The rest is going to be the layout as above
PROJ_TBL_HELPTOPICS_JA
PROJ_TBL_CATEGORIES_ES
PROJ_TBL_CATEGORIES_JA

The reasons I separated up the language DB from the english DB are:

1. English DB has, and is going to have a lot more tables, and is going to be heavily queried (plus I think dont think the translations are going to be used anywhere near as often and the english). I figured the less tables, where possible, the better.

2. Putting translations in different a different DB, I could take better advantage of colliations specific to a language for example when using Full-Text searching on Japanese text

Anyways, here's my question!?!

I want to link the foreign key column to the table it is translating primary key column (in the English DB). I want to be able to take advantage of Cascade on Delete. So when an item is deleted from EnglishDB.PROJ_HELP_TOPICS it is going to be deleted from LanguageDB.PROJ_HELP_TOPICS_[LANG ISO]. Is this done through Mirroring?

Maybe this a dumb question, but why don't you make the language a column on the table instead of having n number of tables? What u are doing doesn't seem necessary.

PROJ_TBL_HELPTOPICS
PK_HELP_ID
PK_HELP_LANG
TITLE
DESCRIPTION (why abbreviate?)
(don't you need a FK to the category?)

PROJ_TBL_CATEGORIES
PK_CAT_ID
PK_CAT_LANG
TITLE
DESCRIPTION

Unless you plan on putting the the different language databases on completely different servers i don't see the performance benefit in splitting it up. I do however see lots of headaches occuring as a result of de-normalising ur data structure. Not to mention your data access code, instead of only varying by one parameter (the lang - ie. "en") you instead need to write code that access different databases and different tables (by name). That's just nasty.

Having the lang part of the PK means the lang (and id) will be indexed. Access should be very fast. It may be best to put the LANG column before the id column.. depends on how you use it.

Records for this task:
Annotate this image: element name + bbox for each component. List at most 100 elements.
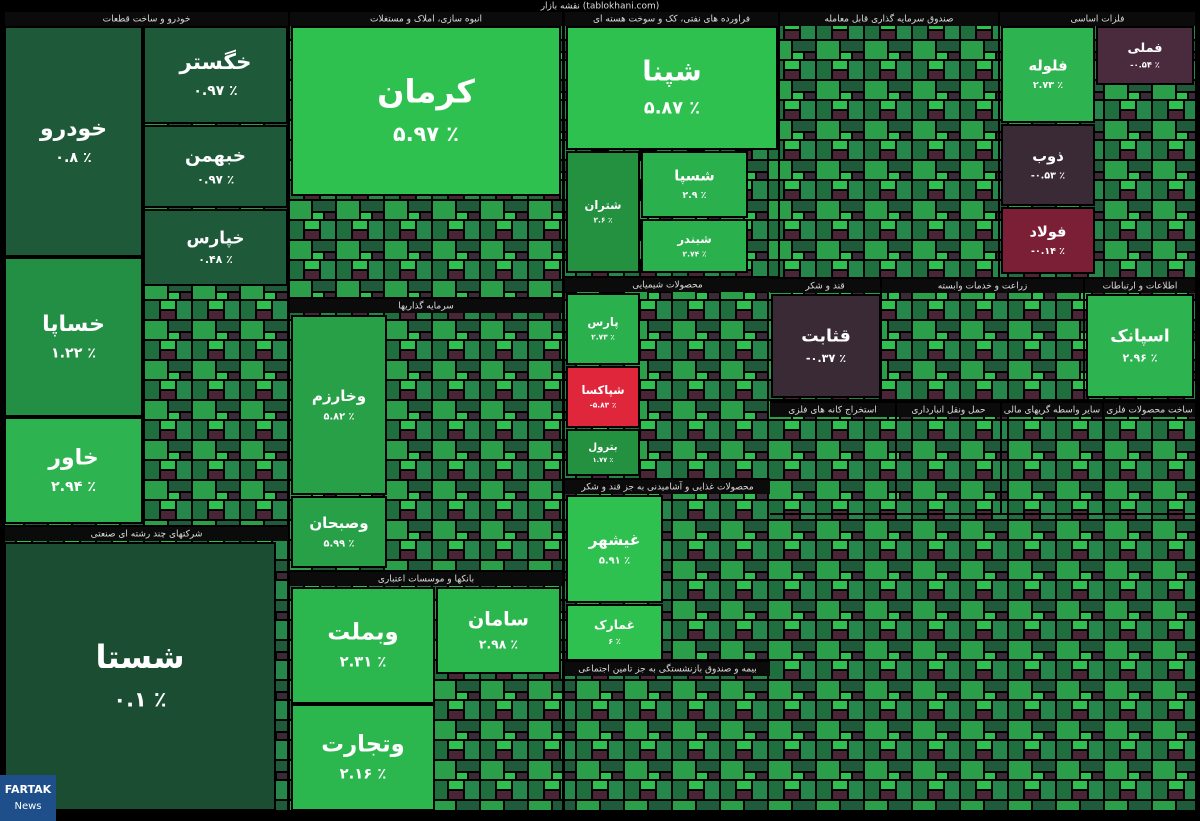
tile-symbol: غمارک [594,618,635,632]
tile-change: ۵.۹۹ ٪ [324,538,355,549]
tile-symbol: شپاکسا [581,383,624,397]
tile [4,542,276,811]
tile-change: ۲.۹۴ ٪ [51,479,96,495]
tile [1096,26,1194,85]
tile-symbol: خپارس [186,227,244,248]
tile-change: -۵.۸۳ ٪ [590,401,617,410]
sector-header [770,279,880,293]
sector-name: فلزات اساسی [1071,15,1125,25]
sector-name: صندوق سرمایه گذاری قابل معامله [824,13,953,25]
sector-header [1085,279,1195,293]
map-title: نقشه بازار (tablokhani.com) [540,2,660,12]
sector-name: بانکها و موسسات اعتباری [378,575,474,585]
sector-name: محصولات غذایی و آشامیدنی به جز قند و شکر [580,481,754,493]
tile-change: ۰.۱ ٪ [113,688,166,712]
sector-area [897,417,1000,513]
sector-header [770,403,895,417]
sector-header [882,279,1083,293]
sector-header [290,299,562,313]
tile-symbol: خساپا [42,312,105,337]
tile [291,26,561,196]
tile [291,587,435,704]
tile-symbol: خاور [47,445,98,470]
tile-symbol: پارس [587,315,618,329]
badge-line1: FARTAK [5,783,52,796]
tile-change: ۲.۷۴ ٪ [683,250,707,259]
tile-symbol: وتجارت [321,732,404,758]
tile-symbol: شستا [95,638,184,676]
tile-symbol: بترول [588,442,617,453]
tile-change: ۱.۷۷ ٪ [593,456,614,464]
tile-symbol: وخارزم [312,387,366,405]
sector-header [565,278,770,292]
tile [641,219,748,273]
tile [143,209,288,286]
tile [291,704,435,811]
tile-change: -۰.۵۳ ٪ [1031,171,1065,182]
tile-change: ۶ ٪ [608,637,621,646]
sector-name: فراورده های نفتی، کک و سوخت هسته ای [593,15,750,25]
sector-name: انبوه سازی، املاک و مستغلات [370,14,482,25]
sector-header [1002,403,1102,417]
tile-change: ۲.۷۳ ٪ [591,333,615,342]
sector-area [780,26,998,277]
tile [1001,124,1095,206]
tile [291,315,387,495]
tile-change: ۰.۸ ٪ [55,150,91,166]
tile [1001,26,1095,123]
sector-name: شرکتهای چند رشته ای صنعتی [91,530,203,540]
tile [143,26,288,124]
sector-name: استخراج کانه های فلزی [788,406,877,416]
tile [291,496,387,568]
sector-area [770,417,895,513]
tile-change: -۰.۵۴ ٪ [1130,60,1160,70]
tile-symbol: شپنا [642,56,701,87]
tile-change: ۵.۸۲ ٪ [324,411,355,422]
tile-symbol: اسپانک [1110,326,1169,347]
sector-name: حمل ونقل انبارداری [911,406,985,416]
sector-header [565,12,778,26]
tile-change: ۲.۹۶ ٪ [1123,352,1158,365]
sector-header [1104,403,1195,417]
tile [566,366,640,428]
tile-change: ۵.۹۱ ٪ [599,555,630,566]
sector-name: زراعت و خدمات وابسته [938,282,1028,292]
tile-symbol: وبملت [327,620,398,646]
tile [566,604,663,661]
tile-change: ۲.۶ ٪ [593,216,613,225]
tile-change: ۵.۸۷ ٪ [644,98,700,118]
sector-area [882,293,1083,401]
tile [566,293,640,365]
tile [436,587,561,674]
tile-change: ۲.۱۶ ٪ [340,766,387,783]
tile [641,151,748,218]
tile [4,257,143,417]
tile-symbol: ذوب [1032,148,1064,165]
tile-symbol: فملی [1127,41,1162,56]
tile-symbol: فولاد [1030,223,1067,240]
tile [566,151,640,273]
tile [143,125,288,208]
sector-name: ساخت محصولات فلزی [1106,406,1192,416]
tile-symbol: فلوله [1028,57,1067,74]
sector-name: قند و شکر [804,282,844,292]
tile-symbol: سامان [468,609,529,631]
sector-header [5,527,288,541]
sector-name: بیمه و صندوق بازنشستگی به جز تامین اجتما… [578,663,756,675]
tile-symbol: کرمان [377,72,475,110]
sector-header [565,480,770,494]
tile [4,417,143,524]
tile-change: -۰.۱۴ ٪ [1031,246,1065,257]
tile-symbol: شتران [585,198,622,212]
tile-change: ۲.۹ ٪ [682,190,706,201]
tile-symbol: غیشهر [588,531,641,549]
sector-name: سایر واسطه گریهای مالی [1004,404,1100,416]
tile-change: ۰.۹۷ ٪ [193,83,237,99]
badge-line2: News [14,801,41,812]
sector-area [565,676,770,810]
sector-header [5,12,288,26]
tile [4,26,143,257]
tile [1001,207,1095,274]
badge [0,775,56,821]
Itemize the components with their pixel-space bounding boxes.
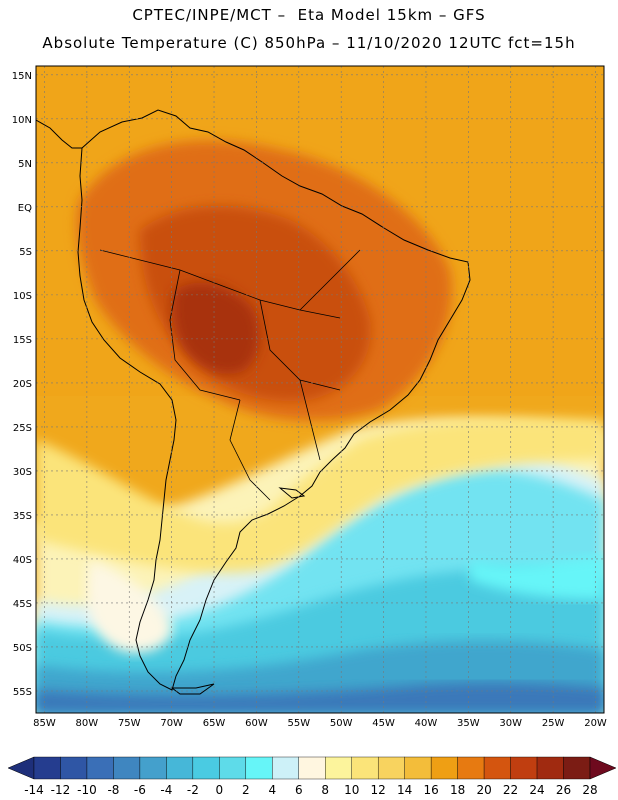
colorbar-label: 8 xyxy=(321,783,329,797)
colorbar-label: 18 xyxy=(450,783,465,797)
lat-label: 30S xyxy=(13,467,32,478)
lat-label: 55S xyxy=(13,687,32,698)
colorbar-swatch xyxy=(60,756,88,780)
longitude-labels: 85W 80W 75W 70W 65W 60W 55W 50W 45W 40W 35W 30W 25W 2… xyxy=(33,718,607,729)
lon-label: 70W xyxy=(160,718,183,729)
colorbar-swatch xyxy=(404,756,432,780)
colorbar-swatch xyxy=(245,756,273,780)
colorbar-label: -6 xyxy=(134,783,146,797)
colorbar-swatch xyxy=(166,756,194,780)
colorbar-swatch xyxy=(113,756,141,780)
lon-label: 35W xyxy=(457,718,480,729)
colorbar-swatch xyxy=(325,756,352,780)
colorbar-label: -10 xyxy=(77,783,97,797)
colorbar-swatch xyxy=(298,756,326,780)
lon-label: 20W xyxy=(584,718,607,729)
colorbar-swatch xyxy=(139,756,167,780)
title-line-2: Absolute Temperature (C) 850hPa – 11/10/… xyxy=(42,34,576,52)
colorbar-swatch xyxy=(86,756,114,780)
lon-label: 40W xyxy=(415,718,438,729)
lon-label: 75W xyxy=(118,718,141,729)
colorbar-label: -8 xyxy=(107,783,119,797)
lon-label: 45W xyxy=(372,718,395,729)
map-frame xyxy=(35,65,605,714)
colorbar-label: 24 xyxy=(529,783,544,797)
lon-label: 60W xyxy=(245,718,268,729)
lat-label: 10S xyxy=(13,291,32,302)
colorbar-label: 6 xyxy=(295,783,303,797)
colorbar-label: 14 xyxy=(397,783,412,797)
lat-label: 15N xyxy=(12,71,32,82)
colorbar-label: 22 xyxy=(503,783,518,797)
colorbar-label: 0 xyxy=(216,783,224,797)
lat-label: 25S xyxy=(13,423,32,434)
colorbar-label: -14 xyxy=(24,783,44,797)
colorbar: -14 -12 -10 -8 -6 -4 -2 0 2 4 6 8 10 12 14 16 18 20 22 24 26… xyxy=(7,756,617,797)
colorbar-swatch xyxy=(272,756,299,780)
colorbar-over-arrow xyxy=(589,756,617,780)
lat-label: EQ xyxy=(18,203,32,214)
colorbar-swatch xyxy=(351,756,379,780)
lat-label: 45S xyxy=(13,599,32,610)
lon-label: 55W xyxy=(287,718,310,729)
colorbar-swatch xyxy=(563,756,591,780)
colorbar-label: 16 xyxy=(424,783,439,797)
colorbar-swatch xyxy=(33,756,61,780)
temperature-field xyxy=(36,66,604,713)
colorbar-swatch xyxy=(483,756,511,780)
colorbar-swatch xyxy=(430,756,458,780)
colorbar-swatch xyxy=(219,756,247,780)
colorbar-label: 28 xyxy=(582,783,597,797)
lat-label: 35S xyxy=(13,511,32,522)
colorbar-label: 12 xyxy=(371,783,386,797)
lon-label: 85W xyxy=(33,718,56,729)
lon-label: 25W xyxy=(542,718,565,729)
lat-label: 15S xyxy=(13,335,32,346)
colorbar-label: 10 xyxy=(344,783,359,797)
lon-label: 65W xyxy=(203,718,226,729)
colorbar-swatch xyxy=(510,756,538,780)
colorbar-label: 26 xyxy=(556,783,571,797)
colorbar-swatch xyxy=(377,756,405,780)
colorbar-label: -12 xyxy=(51,783,71,797)
lat-label: 20S xyxy=(13,379,32,390)
colorbar-label: -4 xyxy=(160,783,172,797)
lat-label: 40S xyxy=(13,555,32,566)
colorbar-label: 2 xyxy=(242,783,250,797)
title-line-1: CPTEC/INPE/MCT – Eta Model 15km – GFS xyxy=(132,6,486,24)
lon-label: 50W xyxy=(330,718,353,729)
lat-label: 10N xyxy=(12,115,32,126)
colorbar-swatch xyxy=(192,756,220,780)
colorbar-swatch xyxy=(457,756,485,780)
colorbar-label: 4 xyxy=(268,783,276,797)
lat-label: 5S xyxy=(19,247,32,258)
lon-label: 30W xyxy=(499,718,522,729)
colorbar-label: -2 xyxy=(187,783,199,797)
coastline xyxy=(36,109,471,695)
lon-label: 80W xyxy=(76,718,99,729)
colorbar-label: 20 xyxy=(476,783,491,797)
colorbar-under-arrow xyxy=(7,756,35,780)
latitude-labels: 15N 10N 5N EQ 5S 10S 15S 20S 25S 30S 35S 40S 45S 50S 5… xyxy=(12,71,32,698)
lat-label: 5N xyxy=(18,159,32,170)
colorbar-swatch xyxy=(536,756,564,780)
lat-label: 50S xyxy=(13,643,32,654)
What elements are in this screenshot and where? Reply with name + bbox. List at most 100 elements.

Short task 1:
Can you rewrite the stretch of the records from the line containing "colorbar-label: 8 xyxy=(321,783,329,797)" through the line containing "lat-label: 15N xyxy=(12,71,32,82)", giving only those lines with "lon-label" changed to "longitude-label" and everything else left as is?
Short task 2:
How would the discussion of storing translations in separate language databases go on after its last sentence?

Right answer 1:
colorbar-label: 8 xyxy=(321,783,329,797)
colorbar-label: 18 xyxy=(450,783,465,797)
lat-label: 30S xyxy=(13,467,32,478)
lat-label: 55S xyxy=(13,687,32,698)
colorbar-swatch xyxy=(60,756,88,780)
longitude-labels: 85W 80W 75W 70W 65W 60W 55W 50W 45W 40W 35W 30W 25W 2… xyxy=(33,718,607,729)
longitude-label: 70W xyxy=(160,718,183,729)
colorbar-swatch xyxy=(404,756,432,780)
colorbar-swatch xyxy=(245,756,273,780)
colorbar-label: -6 xyxy=(134,783,146,797)
colorbar-swatch xyxy=(166,756,194,780)
colorbar-swatch xyxy=(113,756,141,780)
longitude-label: 35W xyxy=(457,718,480,729)
colorbar-swatch xyxy=(325,756,352,780)
colorbar-label: -10 xyxy=(77,783,97,797)
colorbar-swatch xyxy=(298,756,326,780)
longitude-label: 20W xyxy=(584,718,607,729)
colorbar-swatch xyxy=(139,756,167,780)
title-line-2: Absolute Temperature (C) 850hPa – 11/10/… xyxy=(42,34,576,52)
colorbar-swatch xyxy=(86,756,114,780)
longitude-label: 40W xyxy=(415,718,438,729)
longitude-label: 75W xyxy=(118,718,141,729)
colorbar-label: -8 xyxy=(107,783,119,797)
longitude-label: 45W xyxy=(372,718,395,729)
map-frame xyxy=(35,65,605,714)
colorbar-label: 24 xyxy=(529,783,544,797)
longitude-label: 60W xyxy=(245,718,268,729)
lat-label: 10S xyxy=(13,291,32,302)
colorbar-label: 6 xyxy=(295,783,303,797)
colorbar-label: 14 xyxy=(397,783,412,797)
lat-label: 15N xyxy=(12,71,32,82)

Right answer 2:
I dunno about your point about collations. Based on my limited understanding that may be relevant to simple stringA = stringB comparisons. That said japanese doesn't have things like different case etc so it's not really relevant... IMHO.

And in regards to your question, i dunno if FK's can work across seperate db's. My guess is NO!! If it was possible u'd need to create a cascading deletable FK from the english help topics table to all the other language databases help_topis table.

|||

Remeber, the point of this forum is not trash one another, supposed to be making helpful hits and tips.

My reason for different table per language
I want the ability to store the last 10 versions of translation. So when translations are modified, I have the ability to go back and the last 10 versions of the same translation. In the past I've found that when I have a number of different translators come in, they have a tendancy to change each others' translations, and I want to be able to undo their translation to and be able to backtrack up to 10 versions of that same translation. Keeping that in mind, I was a little reluctant throwing that in a single table in the LanguageDB.PROJ_TBL_HELPTOPICS with a LANG_ISO column as the size of the table could potentially grow really big, and hurt performance in the long run.

Right now EnglishDB.PROJ_TBL_HELPTOPICS has 20,000 rows, if I have 5 languages, and going to have the ability keep up to 10 versions of a translation, that means LanguageDB.PROJ_TBL_HELPTOPICS can potientially grow up to 1,000,000 rows. I figured, if I split it up to language specific tables (ie PROJ_TBL_HELPTOPICS_[LANG ISO]) then I could limit each table size to only 10x that of the table it is translating; which I figured would help has this is going to be a Web Application and reasonibly high queried table.

My reason for Column abbreviation
This is a safety precaution; lets say down the link I'm moving to a scenario where I feel comfortable putting all of this in a single DB (ie migrating to Oracle), then I'll be able to tell the difference between a translation column and a english column when I'm doing a JOIN in a query.

Remote Foreign Key Constraints
I know there is a way of doing it through linked servers, I just wanted to get feedback from experienced DBA's to get their input as far as whether that is the right way to go about it as they might have real world examples where it worked, or didn't work.

Conclusion
I'm trying to design my database for performance as this has the potiential of becoming a web project with a huge user base, sorting, storing and updating of an enormous about of data. Of course, later on I'm going to hier proper DBA's to tweek the DBs for optimum performance, but I'm trying do as much as I can from the get go. I could be doing this wrong, but that's the reason why I'm posting it up here BEFORE i get started on it.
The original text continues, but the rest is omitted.